(Source records)

○ ○ ○ ○

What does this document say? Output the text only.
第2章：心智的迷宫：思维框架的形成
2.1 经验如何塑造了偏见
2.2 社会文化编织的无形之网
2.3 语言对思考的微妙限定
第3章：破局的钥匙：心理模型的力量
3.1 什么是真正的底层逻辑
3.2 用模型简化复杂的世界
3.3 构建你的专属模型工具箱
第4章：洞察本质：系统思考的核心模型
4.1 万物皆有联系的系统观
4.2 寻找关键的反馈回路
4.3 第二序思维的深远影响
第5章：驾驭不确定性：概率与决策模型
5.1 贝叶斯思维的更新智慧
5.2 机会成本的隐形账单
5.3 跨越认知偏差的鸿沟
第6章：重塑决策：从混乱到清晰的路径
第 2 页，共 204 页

○ ○ ○ ○

§ **THE REQUEST**: Write out all of the records above exactly as they appear.

§ **WRITTEN REPLY**:
What does this document say? Output the text only.
第2章：心智的迷宫：思维框架的形成
2.1 经验如何塑造了偏见
2.2 社会文化编织的无形之网
2.3 语言对思考的微妙限定
第3章：破局的钥匙：心理模型的力量
3.1 什么是真正的底层逻辑
3.2 用模型简化复杂的世界
3.3 构建你的专属模型工具箱
第4章：洞察本质：系统思考的核心模型
4.1 万物皆有联系的系统观
4.2 寻找关键的反馈回路
4.3 第二序思维的深远影响
第5章：驾驭不确定性：概率与决策模型
5.1 贝叶斯思维的更新智慧
5.2 机会成本的隐形账单
5.3 跨越认知偏差的鸿沟
第6章：重塑决策：从混乱到清晰的路径
第 2 页，共 204 页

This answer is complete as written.